Selection =
The published notice will be directed to injured workers with injury dates between July 1, 1974 and June 30, 1982, who received workers' compensation total disability benefits through the State Fund while also receiving Social Security disability benefits as a result of their injuries who have not settled their claims. The notice will instruct such individuals to submit a request for Broeker benefits in writing to the State Fund along with proper documentation. Proper documentation shall include the workers' compensation claim number and written verification from the Social Security Administration of receipt of Social Security benefits.
The form and content of the newspaper notice shall be approved by the parties and the Workers' Compensation Court. A copy of the notice is attached hereto as Exhibit 1.
A claim for Broeker benefits will only be considered by the State Fund if it is received within 120 days of the last publication of the notice, is in writing and is accompanied by the claim number and the required written verification of the receipt of Social Security benefits. A failure of a claimant to meet any of the noted requirements within the time specified will result in the claim not being reviewed for entitlement to Broeker benefits and a forfeiture of such entitlement. Phone calls will not be considered as proper claims or in lieu of the above procedure and filing requirements.
Claims made as required in this paragraph shall be reviewed by the State Fund and any Broeker benefits due shall be paid in the manner directed herein.
2. Handling of Claims Arising Between July 1,1982 and February 2. 1997.

Extracted entries =
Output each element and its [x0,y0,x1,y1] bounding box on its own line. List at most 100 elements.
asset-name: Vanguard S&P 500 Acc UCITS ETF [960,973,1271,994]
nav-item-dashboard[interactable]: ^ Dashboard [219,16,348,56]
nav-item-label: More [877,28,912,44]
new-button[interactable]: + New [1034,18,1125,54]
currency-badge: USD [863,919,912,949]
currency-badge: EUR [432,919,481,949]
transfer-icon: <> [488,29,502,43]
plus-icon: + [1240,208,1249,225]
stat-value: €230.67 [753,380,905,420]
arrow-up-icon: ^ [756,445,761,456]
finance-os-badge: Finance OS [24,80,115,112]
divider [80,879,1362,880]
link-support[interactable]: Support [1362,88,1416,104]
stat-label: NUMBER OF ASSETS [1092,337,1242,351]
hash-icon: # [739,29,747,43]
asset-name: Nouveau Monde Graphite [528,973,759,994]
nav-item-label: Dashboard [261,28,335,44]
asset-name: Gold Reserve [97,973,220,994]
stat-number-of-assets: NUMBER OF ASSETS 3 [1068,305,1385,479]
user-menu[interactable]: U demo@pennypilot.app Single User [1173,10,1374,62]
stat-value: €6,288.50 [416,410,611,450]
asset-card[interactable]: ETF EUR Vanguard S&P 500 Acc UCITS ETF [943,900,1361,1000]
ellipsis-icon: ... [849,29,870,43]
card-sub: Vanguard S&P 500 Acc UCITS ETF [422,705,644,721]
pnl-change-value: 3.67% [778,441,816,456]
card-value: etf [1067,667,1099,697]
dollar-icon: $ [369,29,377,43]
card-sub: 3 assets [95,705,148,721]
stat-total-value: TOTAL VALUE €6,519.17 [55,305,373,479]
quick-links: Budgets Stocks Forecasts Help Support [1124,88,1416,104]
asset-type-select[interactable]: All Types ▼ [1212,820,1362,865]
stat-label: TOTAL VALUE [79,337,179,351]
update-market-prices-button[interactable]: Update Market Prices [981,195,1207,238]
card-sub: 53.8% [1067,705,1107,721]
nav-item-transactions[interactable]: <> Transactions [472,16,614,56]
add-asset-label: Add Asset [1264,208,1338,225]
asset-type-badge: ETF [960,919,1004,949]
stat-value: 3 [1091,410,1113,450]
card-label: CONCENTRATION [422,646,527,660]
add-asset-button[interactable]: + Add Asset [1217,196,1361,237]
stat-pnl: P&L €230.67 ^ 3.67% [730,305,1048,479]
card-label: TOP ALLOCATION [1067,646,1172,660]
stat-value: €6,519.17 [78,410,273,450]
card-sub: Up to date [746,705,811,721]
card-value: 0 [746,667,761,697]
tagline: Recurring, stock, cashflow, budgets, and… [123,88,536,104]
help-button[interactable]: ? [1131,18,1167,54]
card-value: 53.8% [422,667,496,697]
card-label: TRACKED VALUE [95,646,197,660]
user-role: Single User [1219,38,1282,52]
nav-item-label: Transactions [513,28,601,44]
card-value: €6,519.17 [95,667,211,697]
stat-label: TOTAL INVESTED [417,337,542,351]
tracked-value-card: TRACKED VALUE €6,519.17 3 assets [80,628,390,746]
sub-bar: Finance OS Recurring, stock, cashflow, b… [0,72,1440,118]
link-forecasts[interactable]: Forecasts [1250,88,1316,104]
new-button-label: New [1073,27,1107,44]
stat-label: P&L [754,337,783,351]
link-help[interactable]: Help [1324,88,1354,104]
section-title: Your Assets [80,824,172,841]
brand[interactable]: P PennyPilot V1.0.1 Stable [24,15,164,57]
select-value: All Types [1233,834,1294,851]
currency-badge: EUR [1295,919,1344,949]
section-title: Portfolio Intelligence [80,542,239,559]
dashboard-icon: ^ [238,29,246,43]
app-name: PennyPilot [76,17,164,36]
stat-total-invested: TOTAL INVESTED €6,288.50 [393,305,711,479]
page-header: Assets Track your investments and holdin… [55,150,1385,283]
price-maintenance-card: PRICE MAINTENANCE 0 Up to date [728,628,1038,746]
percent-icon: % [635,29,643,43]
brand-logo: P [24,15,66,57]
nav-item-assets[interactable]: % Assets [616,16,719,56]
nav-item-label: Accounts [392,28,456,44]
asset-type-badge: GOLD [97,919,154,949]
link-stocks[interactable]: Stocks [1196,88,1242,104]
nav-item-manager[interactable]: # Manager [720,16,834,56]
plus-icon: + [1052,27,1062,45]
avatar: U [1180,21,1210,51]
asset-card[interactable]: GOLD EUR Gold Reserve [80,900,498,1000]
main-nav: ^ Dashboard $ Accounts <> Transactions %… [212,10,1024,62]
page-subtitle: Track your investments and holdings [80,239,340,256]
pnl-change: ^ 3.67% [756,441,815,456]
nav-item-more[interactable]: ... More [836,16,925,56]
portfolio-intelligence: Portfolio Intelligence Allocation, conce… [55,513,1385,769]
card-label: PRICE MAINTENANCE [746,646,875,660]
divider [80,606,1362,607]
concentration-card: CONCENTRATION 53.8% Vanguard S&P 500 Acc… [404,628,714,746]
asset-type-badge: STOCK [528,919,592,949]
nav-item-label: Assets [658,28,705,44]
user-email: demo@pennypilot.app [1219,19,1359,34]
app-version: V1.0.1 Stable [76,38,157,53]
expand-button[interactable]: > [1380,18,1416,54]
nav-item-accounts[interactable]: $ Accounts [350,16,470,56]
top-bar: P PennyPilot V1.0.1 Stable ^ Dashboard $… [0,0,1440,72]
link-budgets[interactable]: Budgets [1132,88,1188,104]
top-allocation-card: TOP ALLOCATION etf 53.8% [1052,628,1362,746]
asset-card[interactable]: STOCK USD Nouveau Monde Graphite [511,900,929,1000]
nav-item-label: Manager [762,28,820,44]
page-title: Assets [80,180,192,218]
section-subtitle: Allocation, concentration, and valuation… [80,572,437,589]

Problems and tasks =
**a.** Answer these questions from the Broeker benefits text:
(i) Between which two dates must a worker's injury have occurred to fall under the published notice?
(ii) Who must approve the form and content of the newspaper notice?
(iii) Within how many days of the notice's last publication must a claim reach the State Fund?
**b.** Write the next part of the Broeker benefits text, beginning right after its final heading.

Results for each task =
**a.**
(i) July 1, 1974 and June 30, 1982
(ii) The parties and the Workers' Compensation Court
(iii) 120 days

**b.**
The potential entitlement for Broeker benefits for State Fund claimants injured between July 1, 1982 and February 2, 1997, shall be considered as follows: Claims with potential entitlement to Broeker benefits during such period have been identified on a computer run (with approximately 6,667 claimants identified). All individuals listed on the computer run will be sent a letter at the address identified on the computer run advising each claimant of a potential entitlement to Broeker benefits and advising of the need to submit proper documentation within 120 days of the date of the letter for consideration of actual entitlement to such benefits. Proper documentation shall include a written request for review accompanied by the State Fund claim number (or, in the alternative, the claimant's Social Security number) and written verification from the Social Security Administration of the receipt of Social Security benefits. Claimants will be advised that settled claims are closed and will not be considered for Broeker benefits.
Letters that are returned as undeliverable to the State Fund will not require follow up by it. Such letters will be provided by State Fund to Strause and Anderson within fourteen (14) days who may, at their own expense, attempt to identify current addresses and notify potential claimants.
No claim for Broeker benefits will be accepted more than 120 days after the mailing of the required notice. Claims without all of the proper documentation specified will not be processed.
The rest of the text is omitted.